• Directions for this task: Copy each line of the material below that includes the string "muscles".

Lines of data
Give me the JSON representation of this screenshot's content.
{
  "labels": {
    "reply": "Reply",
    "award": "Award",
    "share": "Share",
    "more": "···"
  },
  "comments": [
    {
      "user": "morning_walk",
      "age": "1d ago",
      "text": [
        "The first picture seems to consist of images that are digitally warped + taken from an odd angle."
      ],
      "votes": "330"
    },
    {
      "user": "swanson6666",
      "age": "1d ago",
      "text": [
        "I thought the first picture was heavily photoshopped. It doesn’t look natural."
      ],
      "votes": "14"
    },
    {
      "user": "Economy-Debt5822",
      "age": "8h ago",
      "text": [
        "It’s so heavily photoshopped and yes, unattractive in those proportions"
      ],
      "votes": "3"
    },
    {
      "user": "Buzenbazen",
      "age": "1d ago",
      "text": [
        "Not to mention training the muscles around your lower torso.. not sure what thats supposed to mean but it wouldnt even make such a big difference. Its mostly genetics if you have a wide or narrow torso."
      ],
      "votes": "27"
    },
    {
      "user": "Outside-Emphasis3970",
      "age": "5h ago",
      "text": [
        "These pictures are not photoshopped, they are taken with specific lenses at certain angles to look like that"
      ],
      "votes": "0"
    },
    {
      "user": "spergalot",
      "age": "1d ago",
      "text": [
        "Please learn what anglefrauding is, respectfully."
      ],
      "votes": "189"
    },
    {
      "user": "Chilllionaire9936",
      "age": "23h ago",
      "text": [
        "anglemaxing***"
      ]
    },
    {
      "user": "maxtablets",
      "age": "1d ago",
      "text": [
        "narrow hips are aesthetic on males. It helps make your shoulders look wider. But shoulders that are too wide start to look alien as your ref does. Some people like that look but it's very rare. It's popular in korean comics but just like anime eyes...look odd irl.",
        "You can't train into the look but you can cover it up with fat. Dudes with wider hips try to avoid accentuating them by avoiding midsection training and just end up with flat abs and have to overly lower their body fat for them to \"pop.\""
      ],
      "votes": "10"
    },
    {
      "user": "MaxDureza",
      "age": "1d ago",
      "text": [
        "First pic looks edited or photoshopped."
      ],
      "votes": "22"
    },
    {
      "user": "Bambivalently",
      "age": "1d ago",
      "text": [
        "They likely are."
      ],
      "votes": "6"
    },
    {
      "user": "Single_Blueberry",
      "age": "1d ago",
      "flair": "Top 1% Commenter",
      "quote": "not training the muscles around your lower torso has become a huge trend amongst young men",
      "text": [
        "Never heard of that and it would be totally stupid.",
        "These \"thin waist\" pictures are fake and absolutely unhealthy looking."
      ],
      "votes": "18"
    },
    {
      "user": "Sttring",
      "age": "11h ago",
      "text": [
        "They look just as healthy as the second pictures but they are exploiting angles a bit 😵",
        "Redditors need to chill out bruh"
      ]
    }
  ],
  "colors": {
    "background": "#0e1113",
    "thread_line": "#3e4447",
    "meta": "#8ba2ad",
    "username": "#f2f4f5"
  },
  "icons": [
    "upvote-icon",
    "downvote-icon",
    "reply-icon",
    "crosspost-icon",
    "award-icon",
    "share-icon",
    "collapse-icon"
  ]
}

==

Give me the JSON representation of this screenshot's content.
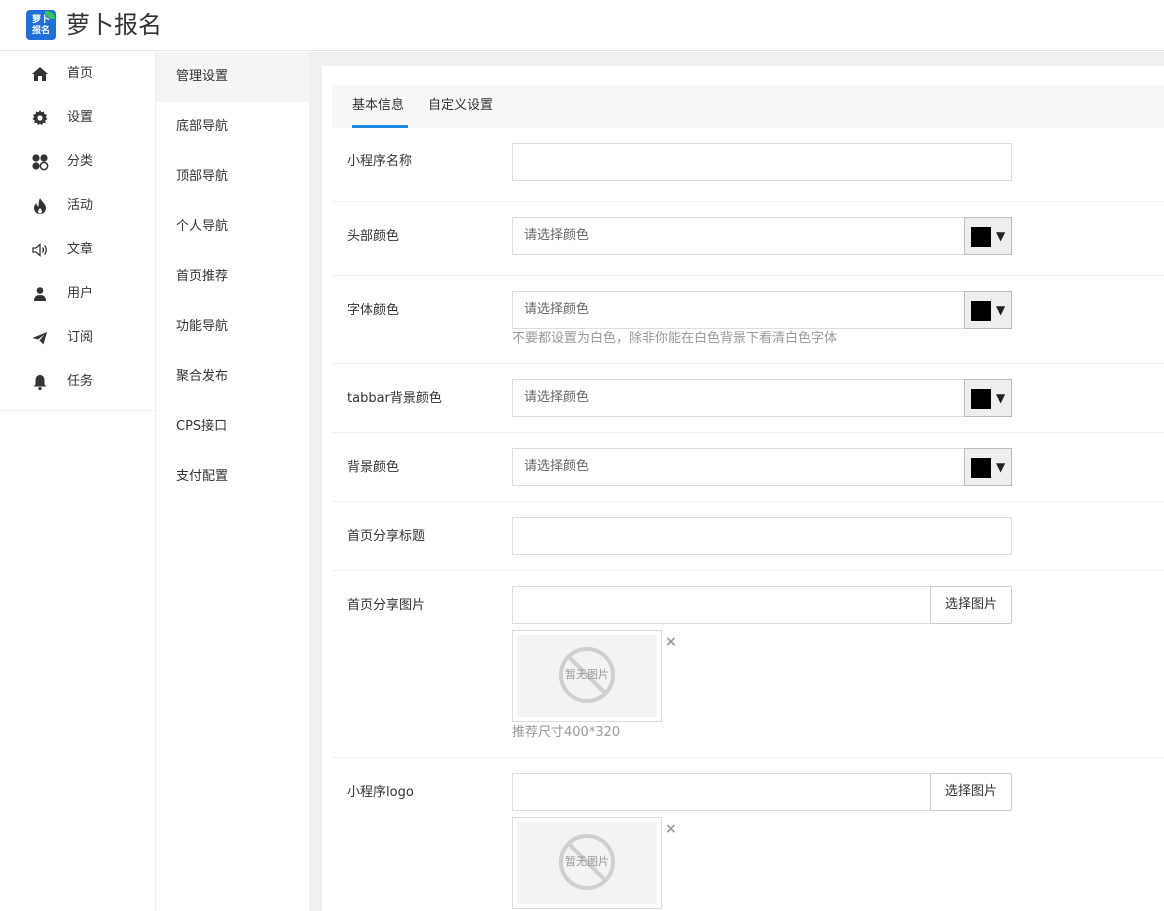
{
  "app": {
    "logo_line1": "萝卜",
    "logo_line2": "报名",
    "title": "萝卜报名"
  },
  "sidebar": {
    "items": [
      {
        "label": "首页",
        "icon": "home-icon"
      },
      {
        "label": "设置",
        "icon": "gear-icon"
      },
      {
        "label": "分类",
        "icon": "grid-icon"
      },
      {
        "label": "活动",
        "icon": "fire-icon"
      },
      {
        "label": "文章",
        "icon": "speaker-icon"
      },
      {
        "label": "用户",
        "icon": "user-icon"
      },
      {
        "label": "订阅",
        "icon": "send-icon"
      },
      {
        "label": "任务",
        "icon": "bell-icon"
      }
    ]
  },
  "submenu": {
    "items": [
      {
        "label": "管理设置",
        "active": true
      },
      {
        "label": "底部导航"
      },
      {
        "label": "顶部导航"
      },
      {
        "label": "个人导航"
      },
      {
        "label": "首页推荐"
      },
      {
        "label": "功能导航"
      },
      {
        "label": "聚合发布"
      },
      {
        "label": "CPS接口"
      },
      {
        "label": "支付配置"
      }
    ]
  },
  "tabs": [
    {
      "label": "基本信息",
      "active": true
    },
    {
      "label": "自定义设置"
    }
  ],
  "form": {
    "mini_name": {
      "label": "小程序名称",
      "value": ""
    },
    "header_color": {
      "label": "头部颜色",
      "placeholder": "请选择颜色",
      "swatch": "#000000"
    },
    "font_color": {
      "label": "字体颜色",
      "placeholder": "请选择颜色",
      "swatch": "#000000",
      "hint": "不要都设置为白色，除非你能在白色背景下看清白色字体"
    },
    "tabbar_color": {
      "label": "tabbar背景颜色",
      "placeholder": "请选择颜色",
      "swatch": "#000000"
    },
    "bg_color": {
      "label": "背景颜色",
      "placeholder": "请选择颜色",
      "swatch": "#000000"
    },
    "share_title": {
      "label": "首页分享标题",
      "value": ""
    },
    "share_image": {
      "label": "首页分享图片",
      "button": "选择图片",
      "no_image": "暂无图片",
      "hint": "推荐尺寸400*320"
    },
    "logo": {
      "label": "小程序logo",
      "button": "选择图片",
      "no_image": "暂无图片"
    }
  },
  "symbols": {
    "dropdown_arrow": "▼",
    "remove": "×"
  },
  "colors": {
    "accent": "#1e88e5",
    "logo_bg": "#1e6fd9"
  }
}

...

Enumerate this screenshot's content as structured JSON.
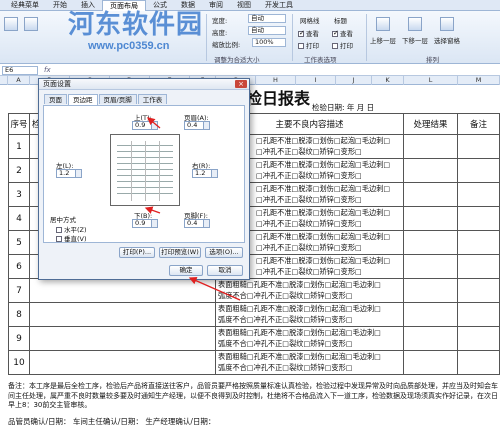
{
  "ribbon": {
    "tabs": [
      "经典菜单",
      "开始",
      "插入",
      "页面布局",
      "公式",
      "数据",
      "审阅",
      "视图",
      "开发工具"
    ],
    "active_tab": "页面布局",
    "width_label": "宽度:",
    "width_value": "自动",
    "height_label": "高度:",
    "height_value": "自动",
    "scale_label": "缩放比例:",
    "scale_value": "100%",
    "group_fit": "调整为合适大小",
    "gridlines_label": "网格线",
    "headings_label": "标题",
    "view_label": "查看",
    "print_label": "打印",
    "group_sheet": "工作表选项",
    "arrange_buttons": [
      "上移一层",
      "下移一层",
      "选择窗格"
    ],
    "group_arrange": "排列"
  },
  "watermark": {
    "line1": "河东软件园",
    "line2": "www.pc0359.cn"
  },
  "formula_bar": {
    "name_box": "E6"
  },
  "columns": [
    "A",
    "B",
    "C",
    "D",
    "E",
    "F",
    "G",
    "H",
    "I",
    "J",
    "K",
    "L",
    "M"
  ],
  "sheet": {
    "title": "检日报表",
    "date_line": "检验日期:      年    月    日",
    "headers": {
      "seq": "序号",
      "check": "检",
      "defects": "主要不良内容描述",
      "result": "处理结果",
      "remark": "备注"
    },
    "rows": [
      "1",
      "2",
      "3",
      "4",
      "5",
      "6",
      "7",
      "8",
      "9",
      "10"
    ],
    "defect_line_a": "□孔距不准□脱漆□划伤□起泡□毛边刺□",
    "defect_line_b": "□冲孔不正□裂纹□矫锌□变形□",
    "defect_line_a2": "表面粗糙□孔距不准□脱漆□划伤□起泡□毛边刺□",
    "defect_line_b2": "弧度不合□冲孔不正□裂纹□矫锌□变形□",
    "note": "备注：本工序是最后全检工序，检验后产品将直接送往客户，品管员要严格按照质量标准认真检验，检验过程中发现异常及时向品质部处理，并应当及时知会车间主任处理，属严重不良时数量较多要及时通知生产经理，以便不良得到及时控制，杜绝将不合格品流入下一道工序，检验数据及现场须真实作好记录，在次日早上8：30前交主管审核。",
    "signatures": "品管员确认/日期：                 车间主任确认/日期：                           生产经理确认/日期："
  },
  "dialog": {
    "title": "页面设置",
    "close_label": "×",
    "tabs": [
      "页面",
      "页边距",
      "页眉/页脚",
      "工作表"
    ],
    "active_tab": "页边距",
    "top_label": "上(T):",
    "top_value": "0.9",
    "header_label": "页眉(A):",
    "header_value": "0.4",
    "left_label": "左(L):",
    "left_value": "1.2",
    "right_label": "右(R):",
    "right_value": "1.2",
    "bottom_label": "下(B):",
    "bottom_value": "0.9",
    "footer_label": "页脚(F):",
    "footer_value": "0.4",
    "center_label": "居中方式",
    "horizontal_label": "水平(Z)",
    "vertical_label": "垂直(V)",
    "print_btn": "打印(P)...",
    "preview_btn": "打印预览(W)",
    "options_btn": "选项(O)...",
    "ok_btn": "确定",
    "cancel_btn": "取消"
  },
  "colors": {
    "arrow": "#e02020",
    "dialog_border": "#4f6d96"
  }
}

• Written solution:
        "Not to mention training the muscles around your lower torso.. not sure what thats supposed to mean but it wouldnt even make such a big difference. Its mostly genetics if you have a wide or narrow torso."
      "quote": "not training the muscles around your lower torso has become a huge trend amongst young men",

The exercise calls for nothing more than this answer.